Skip every image and restate the data word for word.

* Begin Stored records *

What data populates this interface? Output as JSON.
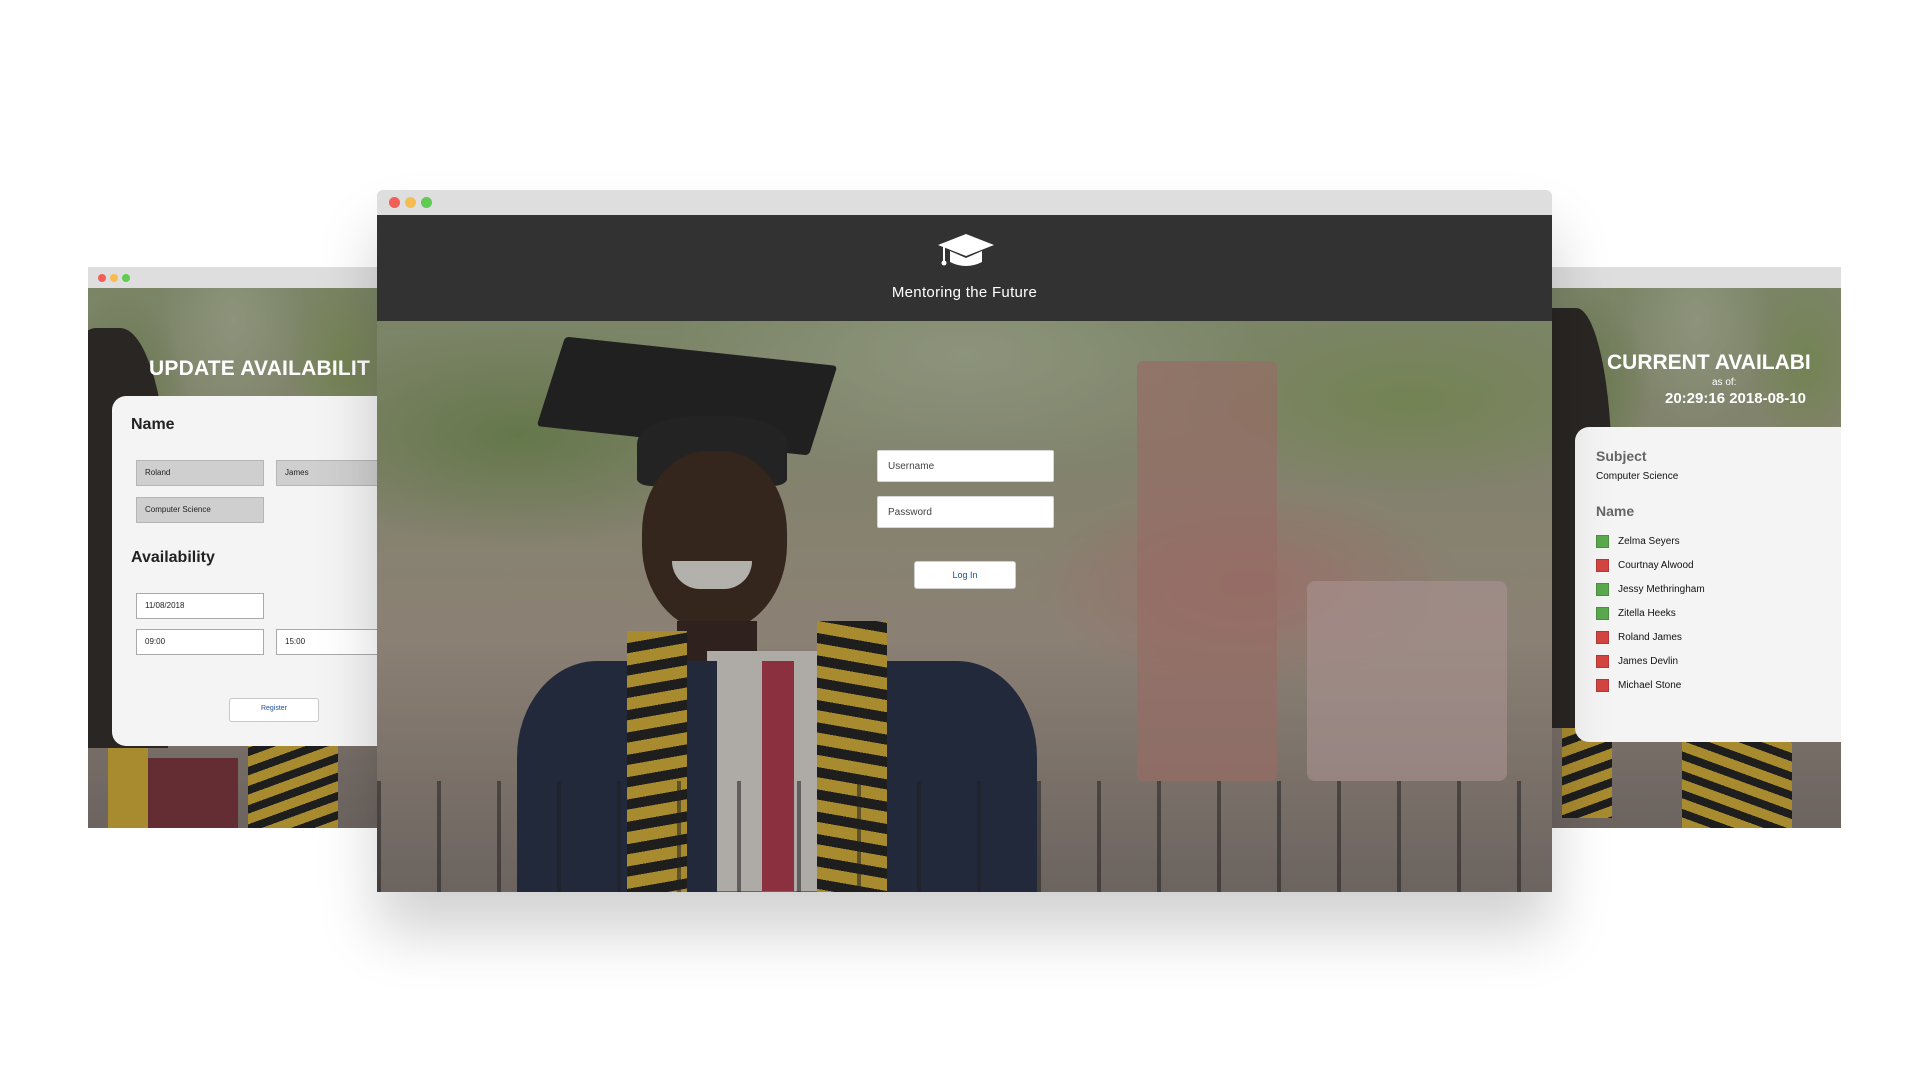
{
  "colors": {
    "titlebar": "#dedede",
    "header_band": "#323232",
    "dot_close": "#f25f57",
    "dot_minimize": "#f5bd4f",
    "dot_maximize": "#5fcb50",
    "available": "#5ba84e",
    "unavailable": "#d34540",
    "link_blue": "#1c4f9c"
  },
  "main_window": {
    "header": {
      "title": "Mentoring the Future",
      "icon": "graduation-cap-icon"
    },
    "login": {
      "username_placeholder": "Username",
      "password_placeholder": "Password",
      "login_label": "Log In"
    }
  },
  "left_window": {
    "heading": "UPDATE AVAILABILIT",
    "name_section": "Name",
    "first_name": "Roland",
    "last_name": "James",
    "subject": "Computer Science",
    "availability_section": "Availability",
    "date": "11/08/2018",
    "start_time": "09:00",
    "end_time": "15:00",
    "register_label": "Register"
  },
  "right_window": {
    "heading": "CURRENT AVAILABI",
    "as_of_label": "as of:",
    "timestamp": "20:29:16 2018-08-10",
    "subject_heading": "Subject",
    "subject_value": "Computer Science",
    "name_heading": "Name",
    "mentors": [
      {
        "name": "Zelma Seyers",
        "available": true
      },
      {
        "name": "Courtnay Alwood",
        "available": false
      },
      {
        "name": "Jessy Methringham",
        "available": true
      },
      {
        "name": "Zitella Heeks",
        "available": true
      },
      {
        "name": "Roland James",
        "available": false
      },
      {
        "name": "James Devlin",
        "available": false
      },
      {
        "name": "Michael Stone",
        "available": false
      }
    ]
  }
}
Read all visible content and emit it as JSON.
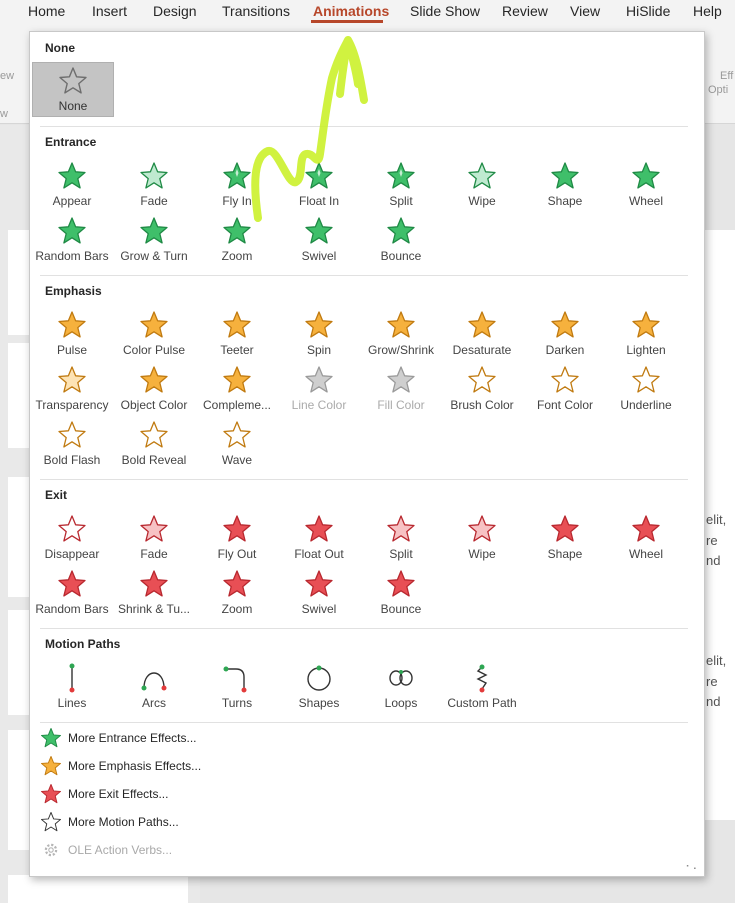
{
  "ribbon": {
    "tabs": [
      "Home",
      "Insert",
      "Design",
      "Transitions",
      "Animations",
      "Slide Show",
      "Review",
      "View",
      "HiSlide",
      "Help"
    ],
    "fragment_left_1": "ew",
    "fragment_left_2": "w",
    "fragment_right_1": "Eff",
    "fragment_right_2": "Opti"
  },
  "background": {
    "text_lines": [
      "elit,",
      "re",
      "nd",
      "elit,",
      "re",
      "nd"
    ]
  },
  "gallery": {
    "none": {
      "title": "None",
      "items": [
        {
          "label": "None",
          "icon": "none-star-icon"
        }
      ]
    },
    "entrance": {
      "title": "Entrance",
      "items": [
        {
          "label": "Appear",
          "icon": "appear-icon"
        },
        {
          "label": "Fade",
          "icon": "fade-icon"
        },
        {
          "label": "Fly In",
          "icon": "fly-in-icon"
        },
        {
          "label": "Float In",
          "icon": "float-in-icon"
        },
        {
          "label": "Split",
          "icon": "split-icon"
        },
        {
          "label": "Wipe",
          "icon": "wipe-icon"
        },
        {
          "label": "Shape",
          "icon": "shape-icon"
        },
        {
          "label": "Wheel",
          "icon": "wheel-icon"
        },
        {
          "label": "Random Bars",
          "icon": "random-bars-icon"
        },
        {
          "label": "Grow & Turn",
          "icon": "grow-turn-icon"
        },
        {
          "label": "Zoom",
          "icon": "zoom-icon"
        },
        {
          "label": "Swivel",
          "icon": "swivel-icon"
        },
        {
          "label": "Bounce",
          "icon": "bounce-icon"
        }
      ]
    },
    "emphasis": {
      "title": "Emphasis",
      "items": [
        {
          "label": "Pulse",
          "icon": "pulse-icon"
        },
        {
          "label": "Color Pulse",
          "icon": "color-pulse-icon"
        },
        {
          "label": "Teeter",
          "icon": "teeter-icon"
        },
        {
          "label": "Spin",
          "icon": "spin-icon"
        },
        {
          "label": "Grow/Shrink",
          "icon": "grow-shrink-icon"
        },
        {
          "label": "Desaturate",
          "icon": "desaturate-icon"
        },
        {
          "label": "Darken",
          "icon": "darken-icon"
        },
        {
          "label": "Lighten",
          "icon": "lighten-icon"
        },
        {
          "label": "Transparency",
          "icon": "transparency-icon"
        },
        {
          "label": "Object Color",
          "icon": "object-color-icon"
        },
        {
          "label": "Compleme...",
          "icon": "complementary-color-icon"
        },
        {
          "label": "Line Color",
          "icon": "line-color-icon",
          "disabled": true
        },
        {
          "label": "Fill Color",
          "icon": "fill-color-icon",
          "disabled": true
        },
        {
          "label": "Brush Color",
          "icon": "brush-color-icon"
        },
        {
          "label": "Font Color",
          "icon": "font-color-icon"
        },
        {
          "label": "Underline",
          "icon": "underline-icon"
        },
        {
          "label": "Bold Flash",
          "icon": "bold-flash-icon"
        },
        {
          "label": "Bold Reveal",
          "icon": "bold-reveal-icon"
        },
        {
          "label": "Wave",
          "icon": "wave-icon"
        }
      ]
    },
    "exit": {
      "title": "Exit",
      "items": [
        {
          "label": "Disappear",
          "icon": "disappear-icon"
        },
        {
          "label": "Fade",
          "icon": "exit-fade-icon"
        },
        {
          "label": "Fly Out",
          "icon": "fly-out-icon"
        },
        {
          "label": "Float Out",
          "icon": "float-out-icon"
        },
        {
          "label": "Split",
          "icon": "exit-split-icon"
        },
        {
          "label": "Wipe",
          "icon": "exit-wipe-icon"
        },
        {
          "label": "Shape",
          "icon": "exit-shape-icon"
        },
        {
          "label": "Wheel",
          "icon": "exit-wheel-icon"
        },
        {
          "label": "Random Bars",
          "icon": "exit-random-bars-icon"
        },
        {
          "label": "Shrink & Tu...",
          "icon": "shrink-turn-icon"
        },
        {
          "label": "Zoom",
          "icon": "exit-zoom-icon"
        },
        {
          "label": "Swivel",
          "icon": "exit-swivel-icon"
        },
        {
          "label": "Bounce",
          "icon": "exit-bounce-icon"
        }
      ]
    },
    "motion_paths": {
      "title": "Motion Paths",
      "items": [
        {
          "label": "Lines",
          "icon": "lines-path-icon"
        },
        {
          "label": "Arcs",
          "icon": "arcs-path-icon"
        },
        {
          "label": "Turns",
          "icon": "turns-path-icon"
        },
        {
          "label": "Shapes",
          "icon": "shapes-path-icon"
        },
        {
          "label": "Loops",
          "icon": "loops-path-icon"
        },
        {
          "label": "Custom Path",
          "icon": "custom-path-icon"
        }
      ]
    },
    "more": [
      {
        "label": "More Entrance Effects...",
        "icon": "more-entrance-icon"
      },
      {
        "label": "More Emphasis Effects...",
        "icon": "more-emphasis-icon"
      },
      {
        "label": "More Exit Effects...",
        "icon": "more-exit-icon"
      },
      {
        "label": "More Motion Paths...",
        "icon": "more-motion-paths-icon"
      },
      {
        "label": "OLE Action Verbs...",
        "icon": "ole-gear-icon",
        "disabled": true
      }
    ]
  },
  "colors": {
    "accent": "#b7472a",
    "entrance_green": "#3fbf6a",
    "emphasis_orange": "#f6b13d",
    "exit_red": "#e84f55",
    "annotation_highlighter": "#c8f01e"
  }
}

* End Stored records *

**Task solution**:
What data populates this interface? Output as JSON.
{
  "colors": {
    "titlebar": "#dedede",
    "header_band": "#323232",
    "dot_close": "#f25f57",
    "dot_minimize": "#f5bd4f",
    "dot_maximize": "#5fcb50",
    "available": "#5ba84e",
    "unavailable": "#d34540",
    "link_blue": "#1c4f9c"
  },
  "main_window": {
    "header": {
      "title": "Mentoring the Future",
      "icon": "graduation-cap-icon"
    },
    "login": {
      "username_placeholder": "Username",
      "password_placeholder": "Password",
      "login_label": "Log In"
    }
  },
  "left_window": {
    "heading": "UPDATE AVAILABILIT",
    "name_section": "Name",
    "first_name": "Roland",
    "last_name": "James",
    "subject": "Computer Science",
    "availability_section": "Availability",
    "date": "11/08/2018",
    "start_time": "09:00",
    "end_time": "15:00",
    "register_label": "Register"
  },
  "right_window": {
    "heading": "CURRENT AVAILABI",
    "as_of_label": "as of:",
    "timestamp": "20:29:16 2018-08-10",
    "subject_heading": "Subject",
    "subject_value": "Computer Science",
    "name_heading": "Name",
    "mentors": [
      {
        "name": "Zelma Seyers",
        "available": true
      },
      {
        "name": "Courtnay Alwood",
        "available": false
      },
      {
        "name": "Jessy Methringham",
        "available": true
      },
      {
        "name": "Zitella Heeks",
        "available": true
      },
      {
        "name": "Roland James",
        "available": false
      },
      {
        "name": "James Devlin",
        "available": false
      },
      {
        "name": "Michael Stone",
        "available": false
      }
    ]
  }
}
Read all visible content and emit it as JSON.
{
  "ribbon": {
    "tabs": [
      "Home",
      "Insert",
      "Design",
      "Transitions",
      "Animations",
      "Slide Show",
      "Review",
      "View",
      "HiSlide",
      "Help"
    ],
    "fragment_left_1": "ew",
    "fragment_left_2": "w",
    "fragment_right_1": "Eff",
    "fragment_right_2": "Opti"
  },
  "background": {
    "text_lines": [
      "elit,",
      "re",
      "nd",
      "elit,",
      "re",
      "nd"
    ]
  },
  "gallery": {
    "none": {
      "title": "None",
      "items": [
        {
          "label": "None",
          "icon": "none-star-icon"
        }
      ]
    },
    "entrance": {
      "title": "Entrance",
      "items": [
        {
          "label": "Appear",
          "icon": "appear-icon"
        },
        {
          "label": "Fade",
          "icon": "fade-icon"
        },
        {
          "label": "Fly In",
          "icon": "fly-in-icon"
        },
        {
          "label": "Float In",
          "icon": "float-in-icon"
        },
        {
          "label": "Split",
          "icon": "split-icon"
        },
        {
          "label": "Wipe",
          "icon": "wipe-icon"
        },
        {
          "label": "Shape",
          "icon": "shape-icon"
        },
        {
          "label": "Wheel",
          "icon": "wheel-icon"
        },
        {
          "label": "Random Bars",
          "icon": "random-bars-icon"
        },
        {
          "label": "Grow & Turn",
          "icon": "grow-turn-icon"
        },
        {
          "label": "Zoom",
          "icon": "zoom-icon"
        },
        {
          "label": "Swivel",
          "icon": "swivel-icon"
        },
        {
          "label": "Bounce",
          "icon": "bounce-icon"
        }
      ]
    },
    "emphasis": {
      "title": "Emphasis",
      "items": [
        {
          "label": "Pulse",
          "icon": "pulse-icon"
        },
        {
          "label": "Color Pulse",
          "icon": "color-pulse-icon"
        },
        {
          "label": "Teeter",
          "icon": "teeter-icon"
        },
        {
          "label": "Spin",
          "icon": "spin-icon"
        },
        {
          "label": "Grow/Shrink",
          "icon": "grow-shrink-icon"
        },
        {
          "label": "Desaturate",
          "icon": "desaturate-icon"
        },
        {
          "label": "Darken",
          "icon": "darken-icon"
        },
        {
          "label": "Lighten",
          "icon": "lighten-icon"
        },
        {
          "label": "Transparency",
          "icon": "transparency-icon"
        },
        {
          "label": "Object Color",
          "icon": "object-color-icon"
        },
        {
          "label": "Compleme...",
          "icon": "complementary-color-icon"
        },
        {
          "label": "Line Color",
          "icon": "line-color-icon",
          "disabled": true
        },
        {
          "label": "Fill Color",
          "icon": "fill-color-icon",
          "disabled": true
        },
        {
          "label": "Brush Color",
          "icon": "brush-color-icon"
        },
        {
          "label": "Font Color",
          "icon": "font-color-icon"
        },
        {
          "label": "Underline",
          "icon": "underline-icon"
        },
        {
          "label": "Bold Flash",
          "icon": "bold-flash-icon"
        },
        {
          "label": "Bold Reveal",
          "icon": "bold-reveal-icon"
        },
        {
          "label": "Wave",
          "icon": "wave-icon"
        }
      ]
    },
    "exit": {
      "title": "Exit",
      "items": [
        {
          "label": "Disappear",
          "icon": "disappear-icon"
        },
        {
          "label": "Fade",
          "icon": "exit-fade-icon"
        },
        {
          "label": "Fly Out",
          "icon": "fly-out-icon"
        },
        {
          "label": "Float Out",
          "icon": "float-out-icon"
        },
        {
          "label": "Split",
          "icon": "exit-split-icon"
        },
        {
          "label": "Wipe",
          "icon": "exit-wipe-icon"
        },
        {
          "label": "Shape",
          "icon": "exit-shape-icon"
        },
        {
          "label": "Wheel",
          "icon": "exit-wheel-icon"
        },
        {
          "label": "Random Bars",
          "icon": "exit-random-bars-icon"
        },
        {
          "label": "Shrink & Tu...",
          "icon": "shrink-turn-icon"
        },
        {
          "label": "Zoom",
          "icon": "exit-zoom-icon"
        },
        {
          "label": "Swivel",
          "icon": "exit-swivel-icon"
        },
        {
          "label": "Bounce",
          "icon": "exit-bounce-icon"
        }
      ]
    },
    "motion_paths": {
      "title": "Motion Paths",
      "items": [
        {
          "label": "Lines",
          "icon": "lines-path-icon"
        },
        {
          "label": "Arcs",
          "icon": "arcs-path-icon"
        },
        {
          "label": "Turns",
          "icon": "turns-path-icon"
        },
        {
          "label": "Shapes",
          "icon": "shapes-path-icon"
        },
        {
          "label": "Loops",
          "icon": "loops-path-icon"
        },
        {
          "label": "Custom Path",
          "icon": "custom-path-icon"
        }
      ]
    },
    "more": [
      {
        "label": "More Entrance Effects...",
        "icon": "more-entrance-icon"
      },
      {
        "label": "More Emphasis Effects...",
        "icon": "more-emphasis-icon"
      },
      {
        "label": "More Exit Effects...",
        "icon": "more-exit-icon"
      },
      {
        "label": "More Motion Paths...",
        "icon": "more-motion-paths-icon"
      },
      {
        "label": "OLE Action Verbs...",
        "icon": "ole-gear-icon",
        "disabled": true
      }
    ]
  },
  "colors": {
    "accent": "#b7472a",
    "entrance_green": "#3fbf6a",
    "emphasis_orange": "#f6b13d",
    "exit_red": "#e84f55",
    "annotation_highlighter": "#c8f01e"
  }
}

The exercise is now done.